Exercise aim: Return the complete listing that follows, with each line reproduced exactly.

[Items from a figure collection]

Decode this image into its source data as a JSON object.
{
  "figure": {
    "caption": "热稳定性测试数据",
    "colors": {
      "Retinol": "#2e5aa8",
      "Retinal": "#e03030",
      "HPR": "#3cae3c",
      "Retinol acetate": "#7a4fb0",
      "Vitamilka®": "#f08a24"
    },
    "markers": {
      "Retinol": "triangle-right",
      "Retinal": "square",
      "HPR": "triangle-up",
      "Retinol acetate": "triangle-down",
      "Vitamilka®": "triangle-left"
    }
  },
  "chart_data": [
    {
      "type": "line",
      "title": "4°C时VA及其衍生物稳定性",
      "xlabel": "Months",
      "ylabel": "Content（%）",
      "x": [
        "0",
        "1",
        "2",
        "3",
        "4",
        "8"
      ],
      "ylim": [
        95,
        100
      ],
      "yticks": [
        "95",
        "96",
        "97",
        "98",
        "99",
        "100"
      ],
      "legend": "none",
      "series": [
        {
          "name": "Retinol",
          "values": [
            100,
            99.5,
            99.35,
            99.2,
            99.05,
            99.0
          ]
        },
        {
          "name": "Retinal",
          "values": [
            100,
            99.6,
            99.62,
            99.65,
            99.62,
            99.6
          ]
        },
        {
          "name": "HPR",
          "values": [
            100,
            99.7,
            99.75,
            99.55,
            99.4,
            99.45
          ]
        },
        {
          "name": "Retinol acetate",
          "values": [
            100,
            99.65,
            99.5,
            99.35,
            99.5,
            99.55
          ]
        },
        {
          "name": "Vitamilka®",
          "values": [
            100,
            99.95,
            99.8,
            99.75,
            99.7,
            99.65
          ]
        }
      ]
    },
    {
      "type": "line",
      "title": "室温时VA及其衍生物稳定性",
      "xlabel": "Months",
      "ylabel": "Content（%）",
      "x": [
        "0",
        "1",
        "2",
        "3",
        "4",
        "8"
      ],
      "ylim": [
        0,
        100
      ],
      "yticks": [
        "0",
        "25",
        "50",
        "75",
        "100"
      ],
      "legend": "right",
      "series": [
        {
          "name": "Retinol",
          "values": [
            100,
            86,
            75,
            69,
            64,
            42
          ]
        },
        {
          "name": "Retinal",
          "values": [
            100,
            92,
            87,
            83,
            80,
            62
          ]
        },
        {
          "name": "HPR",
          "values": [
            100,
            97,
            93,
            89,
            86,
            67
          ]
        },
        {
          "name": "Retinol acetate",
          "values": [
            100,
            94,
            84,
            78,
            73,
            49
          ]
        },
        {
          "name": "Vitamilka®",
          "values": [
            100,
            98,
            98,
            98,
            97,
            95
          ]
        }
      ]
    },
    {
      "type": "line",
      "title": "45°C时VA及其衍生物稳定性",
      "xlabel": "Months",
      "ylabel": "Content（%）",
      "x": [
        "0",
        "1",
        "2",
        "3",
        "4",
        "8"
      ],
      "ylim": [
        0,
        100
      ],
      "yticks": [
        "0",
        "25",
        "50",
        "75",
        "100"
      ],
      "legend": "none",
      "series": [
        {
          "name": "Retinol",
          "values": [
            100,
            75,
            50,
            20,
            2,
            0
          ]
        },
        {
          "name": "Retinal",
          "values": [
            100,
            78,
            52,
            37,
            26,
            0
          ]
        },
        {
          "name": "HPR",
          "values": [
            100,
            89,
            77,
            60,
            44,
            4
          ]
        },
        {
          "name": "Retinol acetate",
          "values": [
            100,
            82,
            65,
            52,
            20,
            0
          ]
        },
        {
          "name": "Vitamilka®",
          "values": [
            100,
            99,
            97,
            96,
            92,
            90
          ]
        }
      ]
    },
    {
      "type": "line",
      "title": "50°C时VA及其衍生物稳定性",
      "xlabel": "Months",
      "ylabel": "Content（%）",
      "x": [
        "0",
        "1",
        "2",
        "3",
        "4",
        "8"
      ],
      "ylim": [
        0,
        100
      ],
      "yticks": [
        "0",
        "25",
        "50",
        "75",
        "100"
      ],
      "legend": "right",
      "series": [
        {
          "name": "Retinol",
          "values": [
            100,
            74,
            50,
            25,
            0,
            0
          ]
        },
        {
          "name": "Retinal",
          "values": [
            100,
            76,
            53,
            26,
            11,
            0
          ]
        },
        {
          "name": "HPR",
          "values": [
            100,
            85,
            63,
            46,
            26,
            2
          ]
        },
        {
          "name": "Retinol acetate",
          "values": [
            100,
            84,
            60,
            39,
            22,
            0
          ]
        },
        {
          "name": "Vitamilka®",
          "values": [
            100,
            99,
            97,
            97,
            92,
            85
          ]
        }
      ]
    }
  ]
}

Response for this exercise:
Decode this image into its source data as a JSON object.
{
  "figure": {
    "caption": "热稳定性测试数据",
    "colors": {
      "Retinol": "#2e5aa8",
      "Retinal": "#e03030",
      "HPR": "#3cae3c",
      "Retinol acetate": "#7a4fb0",
      "Vitamilka®": "#f08a24"
    },
    "markers": {
      "Retinol": "triangle-right",
      "Retinal": "square",
      "HPR": "triangle-up",
      "Retinol acetate": "triangle-down",
      "Vitamilka®": "triangle-left"
    }
  },
  "chart_data": [
    {
      "type": "line",
      "title": "4°C时VA及其衍生物稳定性",
      "xlabel": "Months",
      "ylabel": "Content（%）",
      "x": [
        "0",
        "1",
        "2",
        "3",
        "4",
        "8"
      ],
      "ylim": [
        95,
        100
      ],
      "yticks": [
        "95",
        "96",
        "97",
        "98",
        "99",
        "100"
      ],
      "legend": "none",
      "series": [
        {
          "name": "Retinol",
          "values": [
            100,
            99.5,
            99.35,
            99.2,
            99.05,
            99.0
          ]
        },
        {
          "name": "Retinal",
          "values": [
            100,
            99.6,
            99.62,
            99.65,
            99.62,
            99.6
          ]
        },
        {
          "name": "HPR",
          "values": [
            100,
            99.7,
            99.75,
            99.55,
            99.4,
            99.45
          ]
        },
        {
          "name": "Retinol acetate",
          "values": [
            100,
            99.65,
            99.5,
            99.35,
            99.5,
            99.55
          ]
        },
        {
          "name": "Vitamilka®",
          "values": [
            100,
            99.95,
            99.8,
            99.75,
            99.7,
            99.65
          ]
        }
      ]
    },
    {
      "type": "line",
      "title": "室温时VA及其衍生物稳定性",
      "xlabel": "Months",
      "ylabel": "Content（%）",
      "x": [
        "0",
        "1",
        "2",
        "3",
        "4",
        "8"
      ],
      "ylim": [
        0,
        100
      ],
      "yticks": [
        "0",
        "25",
        "50",
        "75",
        "100"
      ],
      "legend": "right",
      "series": [
        {
          "name": "Retinol",
          "values": [
            100,
            86,
            75,
            69,
            64,
            42
          ]
        },
        {
          "name": "Retinal",
          "values": [
            100,
            92,
            87,
            83,
            80,
            62
          ]
        },
        {
          "name": "HPR",
          "values": [
            100,
            97,
            93,
            89,
            86,
            67
          ]
        },
        {
          "name": "Retinol acetate",
          "values": [
            100,
            94,
            84,
            78,
            73,
            49
          ]
        },
        {
          "name": "Vitamilka®",
          "values": [
            100,
            98,
            98,
            98,
            97,
            95
          ]
        }
      ]
    },
    {
      "type": "line",
      "title": "45°C时VA及其衍生物稳定性",
      "xlabel": "Months",
      "ylabel": "Content（%）",
      "x": [
        "0",
        "1",
        "2",
        "3",
        "4",
        "8"
      ],
      "ylim": [
        0,
        100
      ],
      "yticks": [
        "0",
        "25",
        "50",
        "75",
        "100"
      ],
      "legend": "none",
      "series": [
        {
          "name": "Retinol",
          "values": [
            100,
            75,
            50,
            20,
            2,
            0
          ]
        },
        {
          "name": "Retinal",
          "values": [
            100,
            78,
            52,
            37,
            26,
            0
          ]
        },
        {
          "name": "HPR",
          "values": [
            100,
            89,
            77,
            60,
            44,
            4
          ]
        },
        {
          "name": "Retinol acetate",
          "values": [
            100,
            82,
            65,
            52,
            20,
            0
          ]
        },
        {
          "name": "Vitamilka®",
          "values": [
            100,
            99,
            97,
            96,
            92,
            90
          ]
        }
      ]
    },
    {
      "type": "line",
      "title": "50°C时VA及其衍生物稳定性",
      "xlabel": "Months",
      "ylabel": "Content（%）",
      "x": [
        "0",
        "1",
        "2",
        "3",
        "4",
        "8"
      ],
      "ylim": [
        0,
        100
      ],
      "yticks": [
        "0",
        "25",
        "50",
        "75",
        "100"
      ],
      "legend": "right",
      "series": [
        {
          "name": "Retinol",
          "values": [
            100,
            74,
            50,
            25,
            0,
            0
          ]
        },
        {
          "name": "Retinal",
          "values": [
            100,
            76,
            53,
            26,
            11,
            0
          ]
        },
        {
          "name": "HPR",
          "values": [
            100,
            85,
            63,
            46,
            26,
            2
          ]
        },
        {
          "name": "Retinol acetate",
          "values": [
            100,
            84,
            60,
            39,
            22,
            0
          ]
        },
        {
          "name": "Vitamilka®",
          "values": [
            100,
            99,
            97,
            97,
            92,
            85
          ]
        }
      ]
    }
  ]
}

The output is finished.